**Work required**
Restate the data exactly as given and keep the pictures out.

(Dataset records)
------

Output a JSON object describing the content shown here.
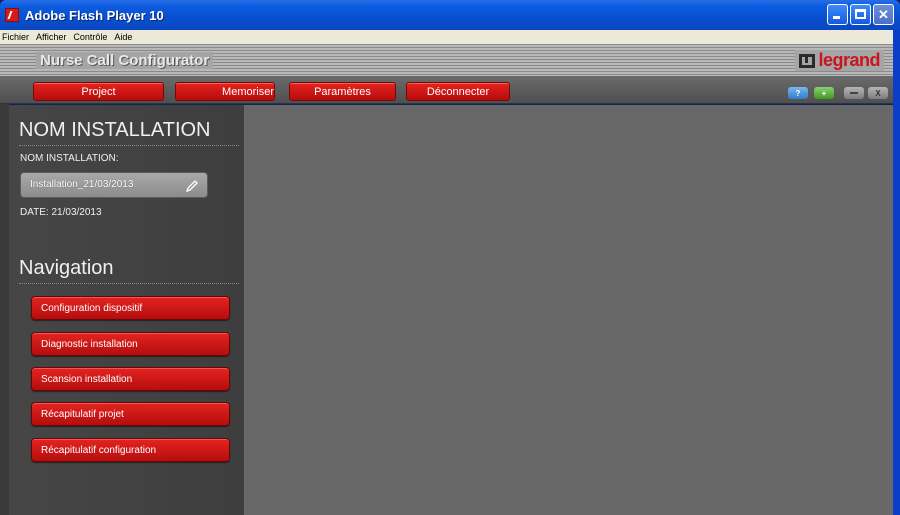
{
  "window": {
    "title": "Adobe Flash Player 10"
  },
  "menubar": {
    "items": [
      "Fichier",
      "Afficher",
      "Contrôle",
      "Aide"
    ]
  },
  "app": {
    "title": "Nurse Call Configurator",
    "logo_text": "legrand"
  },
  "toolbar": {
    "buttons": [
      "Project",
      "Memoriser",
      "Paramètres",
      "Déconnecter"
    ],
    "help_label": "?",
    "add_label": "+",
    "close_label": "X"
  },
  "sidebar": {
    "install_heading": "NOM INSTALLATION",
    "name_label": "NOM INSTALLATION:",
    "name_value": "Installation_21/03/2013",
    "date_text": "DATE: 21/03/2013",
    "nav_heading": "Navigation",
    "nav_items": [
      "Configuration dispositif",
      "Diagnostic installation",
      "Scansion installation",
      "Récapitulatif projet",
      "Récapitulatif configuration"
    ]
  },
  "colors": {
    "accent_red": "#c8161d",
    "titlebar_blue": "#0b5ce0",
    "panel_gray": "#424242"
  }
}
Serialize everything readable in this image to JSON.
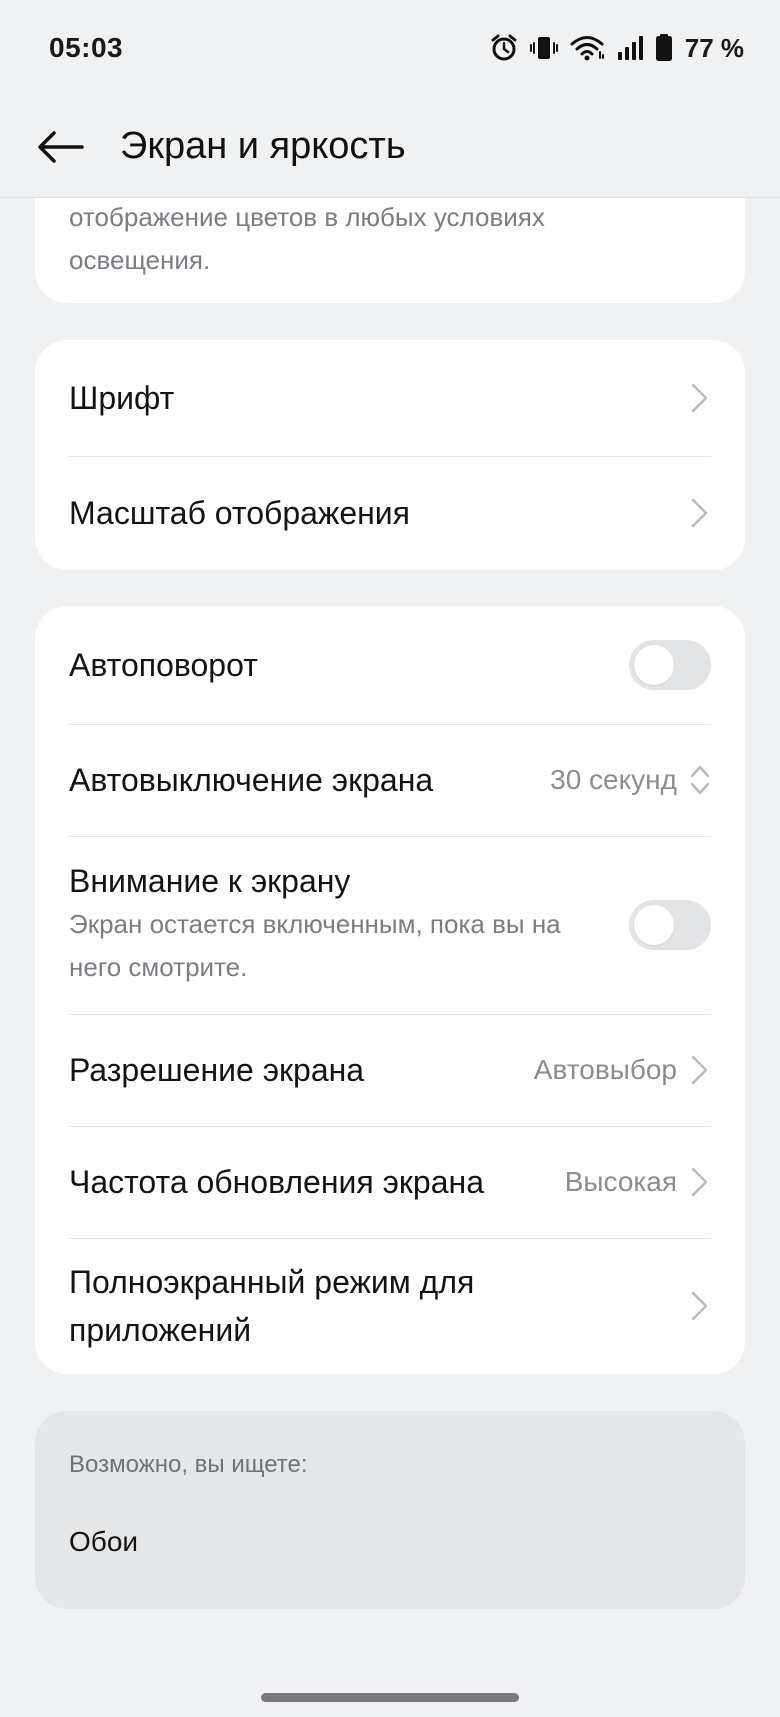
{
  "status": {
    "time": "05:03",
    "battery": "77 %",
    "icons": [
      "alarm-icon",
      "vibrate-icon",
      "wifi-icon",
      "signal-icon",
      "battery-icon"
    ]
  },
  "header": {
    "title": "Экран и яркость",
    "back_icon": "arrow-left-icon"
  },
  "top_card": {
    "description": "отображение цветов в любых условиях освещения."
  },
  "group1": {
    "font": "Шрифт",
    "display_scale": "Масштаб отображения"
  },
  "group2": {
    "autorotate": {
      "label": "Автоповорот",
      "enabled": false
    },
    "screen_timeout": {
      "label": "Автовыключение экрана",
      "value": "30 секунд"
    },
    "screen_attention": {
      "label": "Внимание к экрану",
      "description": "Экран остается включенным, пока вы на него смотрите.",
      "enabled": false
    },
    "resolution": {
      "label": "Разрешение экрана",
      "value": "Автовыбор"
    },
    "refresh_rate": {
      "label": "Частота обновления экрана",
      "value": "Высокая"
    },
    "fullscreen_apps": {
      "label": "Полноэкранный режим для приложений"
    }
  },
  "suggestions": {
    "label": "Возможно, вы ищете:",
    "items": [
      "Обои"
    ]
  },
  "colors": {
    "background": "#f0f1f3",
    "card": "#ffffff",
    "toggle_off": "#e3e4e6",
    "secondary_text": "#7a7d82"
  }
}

------

**Written answer**
Output a JSON object describing the content shown here.
{
  "window": {
    "title": "Adobe Flash Player 10"
  },
  "menubar": {
    "items": [
      "Fichier",
      "Afficher",
      "Contrôle",
      "Aide"
    ]
  },
  "app": {
    "title": "Nurse Call Configurator",
    "logo_text": "legrand"
  },
  "toolbar": {
    "buttons": [
      "Project",
      "Memoriser",
      "Paramètres",
      "Déconnecter"
    ],
    "help_label": "?",
    "add_label": "+",
    "close_label": "X"
  },
  "sidebar": {
    "install_heading": "NOM INSTALLATION",
    "name_label": "NOM INSTALLATION:",
    "name_value": "Installation_21/03/2013",
    "date_text": "DATE: 21/03/2013",
    "nav_heading": "Navigation",
    "nav_items": [
      "Configuration dispositif",
      "Diagnostic installation",
      "Scansion installation",
      "Récapitulatif projet",
      "Récapitulatif configuration"
    ]
  },
  "colors": {
    "accent_red": "#c8161d",
    "titlebar_blue": "#0b5ce0",
    "panel_gray": "#424242"
  }
}
Serialize everything readable in this image to JSON.
{
  "status": {
    "time": "05:03",
    "battery": "77 %",
    "icons": [
      "alarm-icon",
      "vibrate-icon",
      "wifi-icon",
      "signal-icon",
      "battery-icon"
    ]
  },
  "header": {
    "title": "Экран и яркость",
    "back_icon": "arrow-left-icon"
  },
  "top_card": {
    "description": "отображение цветов в любых условиях освещения."
  },
  "group1": {
    "font": "Шрифт",
    "display_scale": "Масштаб отображения"
  },
  "group2": {
    "autorotate": {
      "label": "Автоповорот",
      "enabled": false
    },
    "screen_timeout": {
      "label": "Автовыключение экрана",
      "value": "30 секунд"
    },
    "screen_attention": {
      "label": "Внимание к экрану",
      "description": "Экран остается включенным, пока вы на него смотрите.",
      "enabled": false
    },
    "resolution": {
      "label": "Разрешение экрана",
      "value": "Автовыбор"
    },
    "refresh_rate": {
      "label": "Частота обновления экрана",
      "value": "Высокая"
    },
    "fullscreen_apps": {
      "label": "Полноэкранный режим для приложений"
    }
  },
  "suggestions": {
    "label": "Возможно, вы ищете:",
    "items": [
      "Обои"
    ]
  },
  "colors": {
    "background": "#f0f1f3",
    "card": "#ffffff",
    "toggle_off": "#e3e4e6",
    "secondary_text": "#7a7d82"
  }
}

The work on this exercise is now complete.